- _Exercise_
Copy out the listing below line for line, changing nothing, and leave the picture out of your copy.

— START OF Extracted entries —

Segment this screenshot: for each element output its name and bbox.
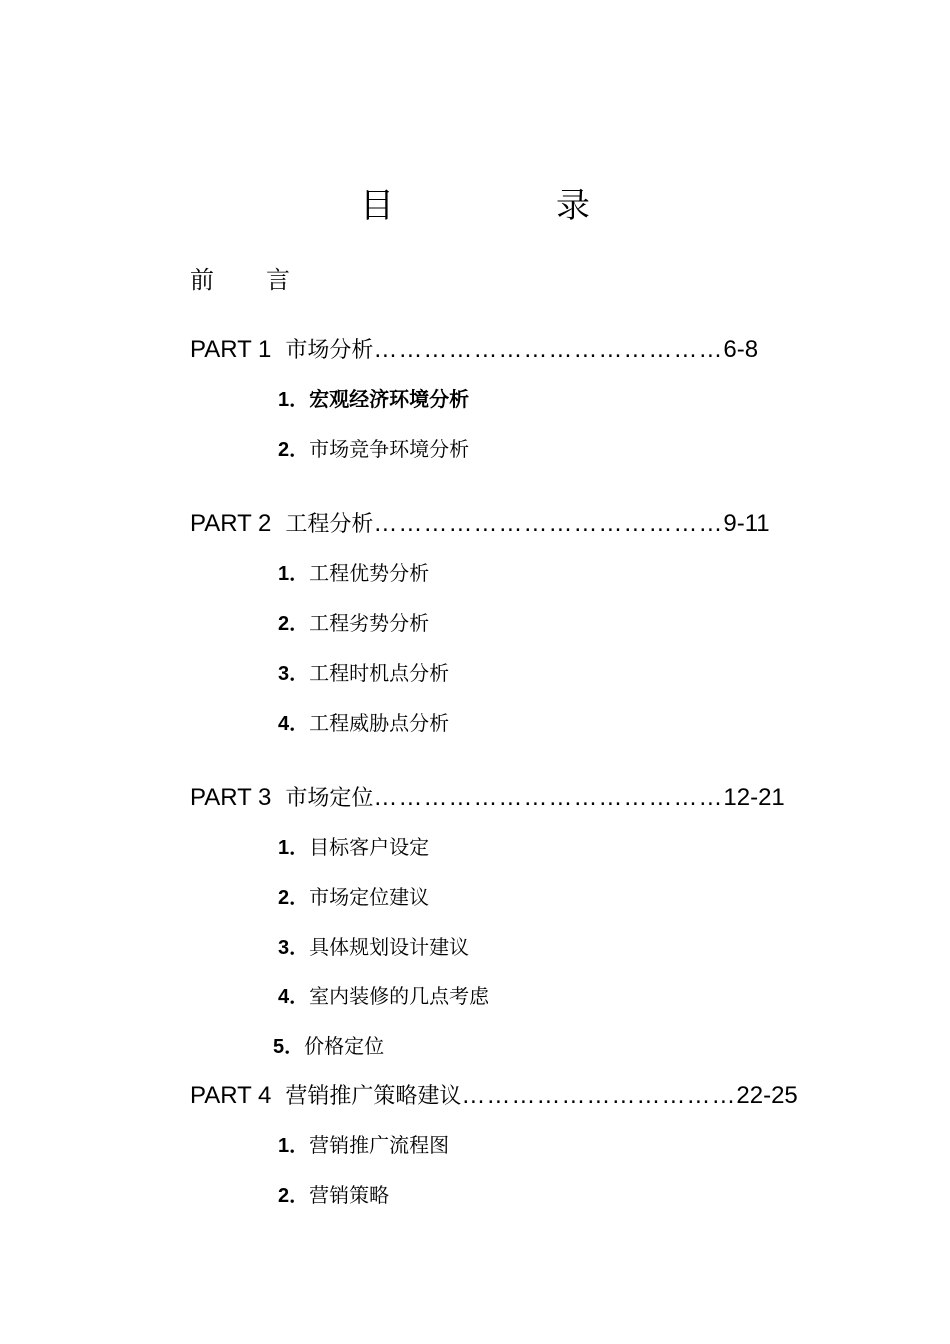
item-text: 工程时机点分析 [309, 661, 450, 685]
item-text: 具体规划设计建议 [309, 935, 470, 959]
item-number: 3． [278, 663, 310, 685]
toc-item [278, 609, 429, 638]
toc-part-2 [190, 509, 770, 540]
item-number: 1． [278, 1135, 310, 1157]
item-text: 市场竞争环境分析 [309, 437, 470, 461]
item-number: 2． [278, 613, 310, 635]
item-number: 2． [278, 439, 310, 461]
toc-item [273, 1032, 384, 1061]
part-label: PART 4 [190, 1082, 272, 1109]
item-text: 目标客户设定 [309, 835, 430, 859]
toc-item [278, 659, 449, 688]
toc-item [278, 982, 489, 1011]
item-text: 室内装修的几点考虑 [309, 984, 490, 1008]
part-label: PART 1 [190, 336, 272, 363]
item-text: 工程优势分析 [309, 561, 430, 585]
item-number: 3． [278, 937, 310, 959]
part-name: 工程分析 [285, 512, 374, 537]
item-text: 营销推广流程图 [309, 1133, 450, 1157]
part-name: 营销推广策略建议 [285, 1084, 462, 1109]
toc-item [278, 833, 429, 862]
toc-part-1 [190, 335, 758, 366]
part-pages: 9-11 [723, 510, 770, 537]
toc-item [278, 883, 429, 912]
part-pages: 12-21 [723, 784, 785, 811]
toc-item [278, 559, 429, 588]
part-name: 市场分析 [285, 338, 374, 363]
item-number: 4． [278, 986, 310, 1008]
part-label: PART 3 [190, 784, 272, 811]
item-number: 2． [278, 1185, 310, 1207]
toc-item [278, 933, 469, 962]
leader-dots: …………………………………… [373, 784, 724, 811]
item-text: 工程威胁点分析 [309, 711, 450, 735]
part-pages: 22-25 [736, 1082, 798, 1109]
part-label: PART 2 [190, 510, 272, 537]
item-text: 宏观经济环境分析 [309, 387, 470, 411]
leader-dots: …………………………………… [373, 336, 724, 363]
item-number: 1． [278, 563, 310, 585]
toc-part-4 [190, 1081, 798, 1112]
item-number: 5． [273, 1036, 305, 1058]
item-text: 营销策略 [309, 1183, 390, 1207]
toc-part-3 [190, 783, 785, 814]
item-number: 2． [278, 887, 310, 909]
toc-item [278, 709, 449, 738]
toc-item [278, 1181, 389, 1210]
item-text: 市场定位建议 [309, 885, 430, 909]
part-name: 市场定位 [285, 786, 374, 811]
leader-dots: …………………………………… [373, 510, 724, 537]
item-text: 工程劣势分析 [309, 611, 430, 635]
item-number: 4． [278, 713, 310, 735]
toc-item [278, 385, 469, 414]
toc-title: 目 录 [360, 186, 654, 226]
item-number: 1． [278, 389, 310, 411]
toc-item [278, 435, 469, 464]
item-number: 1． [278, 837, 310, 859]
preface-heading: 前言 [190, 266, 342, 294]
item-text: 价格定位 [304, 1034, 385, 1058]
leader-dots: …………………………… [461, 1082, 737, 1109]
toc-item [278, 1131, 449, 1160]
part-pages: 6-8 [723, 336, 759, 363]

— END OF Extracted entries —

- _Answer to this exercise_
Segment this screenshot: for each element output its name and bbox.
item-text: 工程时机点分析 [309, 661, 450, 685]
item-text: 具体规划设计建议 [309, 935, 470, 959]
item-number: 3． [278, 663, 310, 685]
toc-item [278, 609, 429, 638]
toc-part-2 [190, 509, 770, 540]
item-number: 1． [278, 1135, 310, 1157]
item-text: 市场竞争环境分析 [309, 437, 470, 461]
item-number: 2． [278, 613, 310, 635]
item-number: 2． [278, 439, 310, 461]
toc-item [273, 1032, 384, 1061]
part-label: PART 4 [190, 1082, 272, 1109]
item-text: 目标客户设定 [309, 835, 430, 859]
toc-item [278, 659, 449, 688]
toc-item [278, 982, 489, 1011]
item-text: 室内装修的几点考虑 [309, 984, 490, 1008]
part-label: PART 1 [190, 336, 272, 363]
item-text: 工程优势分析 [309, 561, 430, 585]
item-number: 3． [278, 937, 310, 959]
part-name: 工程分析 [285, 512, 374, 537]
item-text: 营销推广流程图 [309, 1133, 450, 1157]
part-name: 营销推广策略建议 [285, 1084, 462, 1109]
toc-item [278, 833, 429, 862]
toc-part-1 [190, 335, 758, 366]
part-pages: 9-11 [723, 510, 770, 537]
toc-item [278, 883, 429, 912]
part-pages: 12-21 [723, 784, 785, 811]
toc-item [278, 559, 429, 588]
part-name: 市场分析 [285, 338, 374, 363]
item-number: 4． [278, 986, 310, 1008]
part-label: PART 3 [190, 784, 272, 811]
item-number: 2． [278, 1185, 310, 1207]
toc-item [278, 933, 469, 962]
leader-dots: …………………………………… [373, 784, 724, 811]
item-text: 工程威胁点分析 [309, 711, 450, 735]
part-pages: 22-25 [736, 1082, 798, 1109]
part-label: PART 2 [190, 510, 272, 537]
item-text: 宏观经济环境分析 [309, 387, 470, 411]
leader-dots: …………………………………… [373, 336, 724, 363]
item-number: 1． [278, 563, 310, 585]
toc-part-4 [190, 1081, 798, 1112]
item-number: 5． [273, 1036, 305, 1058]
item-text: 营销策略 [309, 1183, 390, 1207]
toc-part-3 [190, 783, 785, 814]
item-number: 2． [278, 887, 310, 909]
toc-item [278, 709, 449, 738]
toc-item [278, 1181, 389, 1210]
item-text: 市场定位建议 [309, 885, 430, 909]
part-name: 市场定位 [285, 786, 374, 811]
leader-dots: …………………………………… [373, 510, 724, 537]
item-text: 工程劣势分析 [309, 611, 430, 635]
item-number: 4． [278, 713, 310, 735]
toc-item [278, 385, 469, 414]
toc-title: 目 录 [360, 186, 654, 226]
item-number: 1． [278, 389, 310, 411]
toc-item [278, 435, 469, 464]
item-number: 1． [278, 837, 310, 859]
preface-heading: 前言 [190, 266, 342, 294]
item-text: 价格定位 [304, 1034, 385, 1058]
leader-dots: …………………………… [461, 1082, 737, 1109]
toc-item [278, 1131, 449, 1160]
part-pages: 6-8 [723, 336, 759, 363]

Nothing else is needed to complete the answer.